WHAT YOU WILL DO: Every line containing the word "change" needs to be found and copied.

[Extracted records]

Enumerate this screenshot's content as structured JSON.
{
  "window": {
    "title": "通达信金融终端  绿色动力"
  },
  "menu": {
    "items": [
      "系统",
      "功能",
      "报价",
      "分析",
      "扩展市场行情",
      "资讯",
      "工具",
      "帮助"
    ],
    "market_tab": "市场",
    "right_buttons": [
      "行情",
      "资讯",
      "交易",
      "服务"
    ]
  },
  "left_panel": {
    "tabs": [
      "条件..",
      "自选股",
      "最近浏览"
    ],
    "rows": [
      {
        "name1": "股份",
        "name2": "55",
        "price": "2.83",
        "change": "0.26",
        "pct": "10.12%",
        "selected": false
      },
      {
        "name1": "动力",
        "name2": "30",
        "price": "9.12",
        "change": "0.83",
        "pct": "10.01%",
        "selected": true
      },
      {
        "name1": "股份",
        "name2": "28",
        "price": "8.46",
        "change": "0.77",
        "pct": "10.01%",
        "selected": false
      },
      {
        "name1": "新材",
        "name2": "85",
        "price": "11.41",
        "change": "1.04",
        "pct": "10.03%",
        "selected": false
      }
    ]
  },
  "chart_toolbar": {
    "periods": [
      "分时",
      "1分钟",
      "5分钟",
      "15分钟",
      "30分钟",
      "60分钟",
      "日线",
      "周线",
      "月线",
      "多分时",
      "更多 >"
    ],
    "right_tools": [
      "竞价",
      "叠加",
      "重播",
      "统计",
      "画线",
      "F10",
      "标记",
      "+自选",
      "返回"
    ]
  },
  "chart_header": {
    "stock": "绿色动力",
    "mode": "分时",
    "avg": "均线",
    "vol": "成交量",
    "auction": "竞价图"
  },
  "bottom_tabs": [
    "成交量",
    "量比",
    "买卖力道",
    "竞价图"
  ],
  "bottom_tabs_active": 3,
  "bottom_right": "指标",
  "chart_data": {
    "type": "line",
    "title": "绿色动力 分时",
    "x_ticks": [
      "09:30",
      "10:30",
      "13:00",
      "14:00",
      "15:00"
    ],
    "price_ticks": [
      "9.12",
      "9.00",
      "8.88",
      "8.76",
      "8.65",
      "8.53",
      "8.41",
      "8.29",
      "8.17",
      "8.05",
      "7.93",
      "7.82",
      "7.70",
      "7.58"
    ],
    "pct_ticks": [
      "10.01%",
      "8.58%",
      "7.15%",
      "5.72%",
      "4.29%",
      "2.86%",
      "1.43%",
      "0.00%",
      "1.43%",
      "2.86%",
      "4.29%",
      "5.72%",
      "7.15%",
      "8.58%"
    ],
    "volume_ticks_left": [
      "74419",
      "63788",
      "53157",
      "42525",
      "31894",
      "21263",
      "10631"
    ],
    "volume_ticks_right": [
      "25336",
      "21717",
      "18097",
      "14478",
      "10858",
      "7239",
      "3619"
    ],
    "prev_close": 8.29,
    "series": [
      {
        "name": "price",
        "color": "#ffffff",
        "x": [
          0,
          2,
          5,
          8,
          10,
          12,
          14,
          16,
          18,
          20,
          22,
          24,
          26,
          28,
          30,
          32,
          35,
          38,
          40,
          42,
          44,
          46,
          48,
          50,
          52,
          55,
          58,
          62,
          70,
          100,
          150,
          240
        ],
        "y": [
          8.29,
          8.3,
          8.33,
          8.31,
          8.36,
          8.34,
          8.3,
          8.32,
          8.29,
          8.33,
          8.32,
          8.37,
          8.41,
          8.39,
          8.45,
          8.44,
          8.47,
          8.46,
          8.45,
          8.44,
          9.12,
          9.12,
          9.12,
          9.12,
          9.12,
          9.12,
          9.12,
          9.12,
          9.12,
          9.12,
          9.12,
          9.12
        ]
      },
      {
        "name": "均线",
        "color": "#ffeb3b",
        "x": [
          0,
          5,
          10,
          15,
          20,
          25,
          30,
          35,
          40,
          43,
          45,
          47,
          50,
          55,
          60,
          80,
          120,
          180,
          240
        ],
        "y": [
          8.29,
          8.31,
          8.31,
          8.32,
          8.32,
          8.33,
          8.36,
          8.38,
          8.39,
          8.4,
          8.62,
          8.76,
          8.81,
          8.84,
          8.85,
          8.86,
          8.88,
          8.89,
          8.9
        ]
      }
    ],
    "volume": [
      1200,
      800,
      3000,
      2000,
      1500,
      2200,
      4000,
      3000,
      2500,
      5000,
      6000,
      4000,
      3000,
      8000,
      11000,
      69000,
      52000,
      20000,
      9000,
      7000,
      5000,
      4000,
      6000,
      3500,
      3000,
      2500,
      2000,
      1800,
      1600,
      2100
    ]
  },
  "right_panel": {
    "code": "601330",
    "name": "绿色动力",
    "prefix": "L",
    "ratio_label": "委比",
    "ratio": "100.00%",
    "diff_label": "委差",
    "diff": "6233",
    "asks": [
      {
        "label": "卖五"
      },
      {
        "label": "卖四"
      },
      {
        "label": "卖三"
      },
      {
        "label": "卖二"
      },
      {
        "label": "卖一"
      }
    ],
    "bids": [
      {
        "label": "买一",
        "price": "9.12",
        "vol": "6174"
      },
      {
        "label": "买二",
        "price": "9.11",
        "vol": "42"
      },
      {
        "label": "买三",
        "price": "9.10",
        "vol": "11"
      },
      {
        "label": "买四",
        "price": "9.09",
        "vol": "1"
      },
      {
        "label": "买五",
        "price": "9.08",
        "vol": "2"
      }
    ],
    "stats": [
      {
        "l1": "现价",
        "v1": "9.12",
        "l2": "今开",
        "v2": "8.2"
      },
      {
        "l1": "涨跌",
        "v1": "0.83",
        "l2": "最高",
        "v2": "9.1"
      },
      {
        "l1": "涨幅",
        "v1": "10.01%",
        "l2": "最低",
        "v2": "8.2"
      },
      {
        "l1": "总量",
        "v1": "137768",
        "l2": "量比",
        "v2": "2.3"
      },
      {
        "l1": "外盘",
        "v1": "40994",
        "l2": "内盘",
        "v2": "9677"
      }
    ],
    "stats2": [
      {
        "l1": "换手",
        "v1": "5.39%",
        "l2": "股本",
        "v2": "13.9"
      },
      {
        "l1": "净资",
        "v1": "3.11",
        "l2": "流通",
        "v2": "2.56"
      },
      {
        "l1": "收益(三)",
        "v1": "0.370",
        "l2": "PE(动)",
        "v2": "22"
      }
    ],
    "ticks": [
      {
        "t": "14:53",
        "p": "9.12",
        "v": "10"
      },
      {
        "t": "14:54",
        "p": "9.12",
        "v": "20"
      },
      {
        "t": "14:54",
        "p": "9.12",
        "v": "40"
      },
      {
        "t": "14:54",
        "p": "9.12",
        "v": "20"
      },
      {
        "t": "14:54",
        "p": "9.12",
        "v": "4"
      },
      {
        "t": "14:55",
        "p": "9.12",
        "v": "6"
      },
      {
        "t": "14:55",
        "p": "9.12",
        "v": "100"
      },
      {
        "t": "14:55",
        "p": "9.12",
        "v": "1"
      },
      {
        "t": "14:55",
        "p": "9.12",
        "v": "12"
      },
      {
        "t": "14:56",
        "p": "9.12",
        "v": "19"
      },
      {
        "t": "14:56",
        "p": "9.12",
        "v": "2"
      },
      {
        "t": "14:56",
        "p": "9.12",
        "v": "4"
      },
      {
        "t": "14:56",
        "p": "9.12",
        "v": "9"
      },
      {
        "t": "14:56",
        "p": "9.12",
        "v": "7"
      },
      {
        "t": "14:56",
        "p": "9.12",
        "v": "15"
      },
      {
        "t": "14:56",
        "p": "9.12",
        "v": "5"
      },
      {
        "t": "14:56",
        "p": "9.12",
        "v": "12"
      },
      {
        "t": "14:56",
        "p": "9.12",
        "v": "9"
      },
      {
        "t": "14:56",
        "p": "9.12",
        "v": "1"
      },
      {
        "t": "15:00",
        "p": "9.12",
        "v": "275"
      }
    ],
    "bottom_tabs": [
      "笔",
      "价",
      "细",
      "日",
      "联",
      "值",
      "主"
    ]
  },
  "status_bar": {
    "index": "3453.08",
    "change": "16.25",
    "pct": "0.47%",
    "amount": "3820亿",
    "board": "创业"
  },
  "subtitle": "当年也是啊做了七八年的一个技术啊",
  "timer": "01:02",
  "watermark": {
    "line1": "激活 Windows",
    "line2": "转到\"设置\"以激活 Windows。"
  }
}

SOLUTION TO THIS TASK:
        "change": "0.26",
        "change": "0.83",
        "change": "0.77",
        "change": "1.04",
    "change": "16.25",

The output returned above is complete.